[Dataset records]
▶

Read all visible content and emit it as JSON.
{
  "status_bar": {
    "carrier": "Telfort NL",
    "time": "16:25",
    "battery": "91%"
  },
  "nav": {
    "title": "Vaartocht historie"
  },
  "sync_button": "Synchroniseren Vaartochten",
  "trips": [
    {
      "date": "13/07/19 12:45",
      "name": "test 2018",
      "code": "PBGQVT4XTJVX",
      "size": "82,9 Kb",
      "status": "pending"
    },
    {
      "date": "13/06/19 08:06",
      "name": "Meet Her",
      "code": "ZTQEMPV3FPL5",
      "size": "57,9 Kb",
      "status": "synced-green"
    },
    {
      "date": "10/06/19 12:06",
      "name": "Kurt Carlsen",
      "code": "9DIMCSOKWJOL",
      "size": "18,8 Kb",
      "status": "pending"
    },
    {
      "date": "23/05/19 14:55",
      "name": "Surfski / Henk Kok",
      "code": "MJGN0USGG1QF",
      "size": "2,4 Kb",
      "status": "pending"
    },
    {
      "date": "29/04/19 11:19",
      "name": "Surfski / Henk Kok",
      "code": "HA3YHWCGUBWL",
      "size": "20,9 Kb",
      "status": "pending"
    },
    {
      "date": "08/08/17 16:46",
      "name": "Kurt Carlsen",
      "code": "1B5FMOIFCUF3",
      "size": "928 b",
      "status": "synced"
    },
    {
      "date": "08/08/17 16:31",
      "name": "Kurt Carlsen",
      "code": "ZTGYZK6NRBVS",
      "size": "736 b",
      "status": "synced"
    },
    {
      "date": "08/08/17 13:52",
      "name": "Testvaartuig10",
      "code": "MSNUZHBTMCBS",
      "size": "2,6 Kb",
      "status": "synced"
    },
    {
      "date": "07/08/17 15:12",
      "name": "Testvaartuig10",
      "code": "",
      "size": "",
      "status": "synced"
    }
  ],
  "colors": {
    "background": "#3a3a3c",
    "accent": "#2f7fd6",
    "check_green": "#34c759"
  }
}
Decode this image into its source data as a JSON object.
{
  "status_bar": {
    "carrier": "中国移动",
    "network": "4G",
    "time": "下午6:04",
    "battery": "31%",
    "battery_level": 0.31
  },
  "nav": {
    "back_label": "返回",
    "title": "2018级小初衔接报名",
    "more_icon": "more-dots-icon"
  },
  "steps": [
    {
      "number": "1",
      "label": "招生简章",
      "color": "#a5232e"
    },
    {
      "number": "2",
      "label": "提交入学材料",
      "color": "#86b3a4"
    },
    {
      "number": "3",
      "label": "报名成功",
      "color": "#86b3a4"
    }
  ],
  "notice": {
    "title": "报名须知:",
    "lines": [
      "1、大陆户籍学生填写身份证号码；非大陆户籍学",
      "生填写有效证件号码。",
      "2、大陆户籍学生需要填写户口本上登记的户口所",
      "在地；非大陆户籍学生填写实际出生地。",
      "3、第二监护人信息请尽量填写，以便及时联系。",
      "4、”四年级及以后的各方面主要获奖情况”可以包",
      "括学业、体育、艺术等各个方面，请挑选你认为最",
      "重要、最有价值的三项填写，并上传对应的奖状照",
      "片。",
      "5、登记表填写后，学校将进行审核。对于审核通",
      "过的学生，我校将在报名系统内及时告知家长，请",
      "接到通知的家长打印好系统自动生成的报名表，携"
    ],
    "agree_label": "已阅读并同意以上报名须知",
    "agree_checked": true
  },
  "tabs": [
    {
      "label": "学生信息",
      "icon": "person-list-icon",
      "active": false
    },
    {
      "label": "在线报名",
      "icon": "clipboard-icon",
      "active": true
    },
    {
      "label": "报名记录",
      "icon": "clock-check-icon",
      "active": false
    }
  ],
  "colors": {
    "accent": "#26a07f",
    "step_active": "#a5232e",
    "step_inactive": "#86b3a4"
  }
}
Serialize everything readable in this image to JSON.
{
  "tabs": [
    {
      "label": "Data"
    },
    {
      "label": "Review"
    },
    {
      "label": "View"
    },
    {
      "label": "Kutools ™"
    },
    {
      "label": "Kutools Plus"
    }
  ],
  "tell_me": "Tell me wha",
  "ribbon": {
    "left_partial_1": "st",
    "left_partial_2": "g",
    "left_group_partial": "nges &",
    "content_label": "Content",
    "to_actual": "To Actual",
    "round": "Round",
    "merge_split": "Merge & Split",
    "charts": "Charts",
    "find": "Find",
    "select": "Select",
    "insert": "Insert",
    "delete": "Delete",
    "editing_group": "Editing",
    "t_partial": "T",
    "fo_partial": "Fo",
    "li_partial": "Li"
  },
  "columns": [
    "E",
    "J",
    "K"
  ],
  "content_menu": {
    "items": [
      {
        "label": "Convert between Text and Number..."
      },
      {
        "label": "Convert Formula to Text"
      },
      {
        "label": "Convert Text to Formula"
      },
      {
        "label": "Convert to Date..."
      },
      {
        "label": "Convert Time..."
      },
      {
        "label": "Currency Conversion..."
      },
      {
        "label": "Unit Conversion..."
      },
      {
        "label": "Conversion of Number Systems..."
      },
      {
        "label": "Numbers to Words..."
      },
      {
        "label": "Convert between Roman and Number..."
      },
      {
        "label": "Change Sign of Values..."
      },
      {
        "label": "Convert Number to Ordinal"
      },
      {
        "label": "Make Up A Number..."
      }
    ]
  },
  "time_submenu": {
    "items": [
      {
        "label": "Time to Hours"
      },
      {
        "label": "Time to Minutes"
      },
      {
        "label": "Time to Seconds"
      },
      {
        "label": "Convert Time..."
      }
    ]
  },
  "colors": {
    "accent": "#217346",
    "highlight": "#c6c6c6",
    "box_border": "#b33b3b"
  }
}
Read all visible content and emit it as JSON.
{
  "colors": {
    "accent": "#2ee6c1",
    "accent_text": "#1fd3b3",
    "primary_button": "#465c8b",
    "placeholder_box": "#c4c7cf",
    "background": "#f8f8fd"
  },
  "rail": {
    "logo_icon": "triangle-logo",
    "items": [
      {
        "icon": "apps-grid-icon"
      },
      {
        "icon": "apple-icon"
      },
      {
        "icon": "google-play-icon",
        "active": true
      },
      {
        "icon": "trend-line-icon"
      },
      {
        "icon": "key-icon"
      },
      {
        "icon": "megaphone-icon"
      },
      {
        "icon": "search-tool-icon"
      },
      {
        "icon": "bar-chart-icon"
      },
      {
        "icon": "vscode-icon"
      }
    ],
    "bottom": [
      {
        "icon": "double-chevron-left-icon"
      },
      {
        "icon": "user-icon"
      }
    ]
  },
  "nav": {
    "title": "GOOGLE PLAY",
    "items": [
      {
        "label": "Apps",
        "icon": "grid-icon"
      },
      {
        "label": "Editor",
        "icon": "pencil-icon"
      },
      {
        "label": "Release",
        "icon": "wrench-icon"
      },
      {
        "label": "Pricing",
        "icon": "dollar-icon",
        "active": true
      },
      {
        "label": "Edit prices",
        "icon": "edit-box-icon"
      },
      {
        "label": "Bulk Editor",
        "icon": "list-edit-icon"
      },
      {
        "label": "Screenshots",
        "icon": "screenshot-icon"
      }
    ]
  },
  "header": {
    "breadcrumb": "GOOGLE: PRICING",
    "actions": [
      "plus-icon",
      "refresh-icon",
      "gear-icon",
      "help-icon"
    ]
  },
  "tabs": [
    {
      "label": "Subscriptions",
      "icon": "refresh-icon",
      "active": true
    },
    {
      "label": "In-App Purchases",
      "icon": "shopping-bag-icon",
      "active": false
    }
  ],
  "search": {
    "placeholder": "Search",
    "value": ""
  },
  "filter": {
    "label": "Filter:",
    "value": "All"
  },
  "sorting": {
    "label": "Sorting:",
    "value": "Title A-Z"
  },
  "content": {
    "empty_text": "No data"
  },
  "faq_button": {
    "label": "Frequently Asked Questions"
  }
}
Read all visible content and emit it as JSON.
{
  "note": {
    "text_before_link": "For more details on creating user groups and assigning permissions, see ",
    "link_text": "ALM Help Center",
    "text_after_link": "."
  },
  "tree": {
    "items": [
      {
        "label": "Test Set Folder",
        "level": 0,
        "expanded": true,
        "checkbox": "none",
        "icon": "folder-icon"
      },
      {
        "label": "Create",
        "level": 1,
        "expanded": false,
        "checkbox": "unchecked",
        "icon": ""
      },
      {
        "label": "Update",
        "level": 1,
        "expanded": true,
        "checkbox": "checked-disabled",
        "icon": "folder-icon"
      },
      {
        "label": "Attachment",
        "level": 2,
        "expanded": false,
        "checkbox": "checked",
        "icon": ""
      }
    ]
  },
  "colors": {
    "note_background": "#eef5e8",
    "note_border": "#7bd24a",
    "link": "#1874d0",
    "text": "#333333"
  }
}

◀

▶ **Written task**
Find each line holding the string "checkbox" and copy it out.

▶ **Correct answer**
        "checkbox": "none",
        "checkbox": "unchecked",
        "checkbox": "checked-disabled",
        "checkbox": "checked",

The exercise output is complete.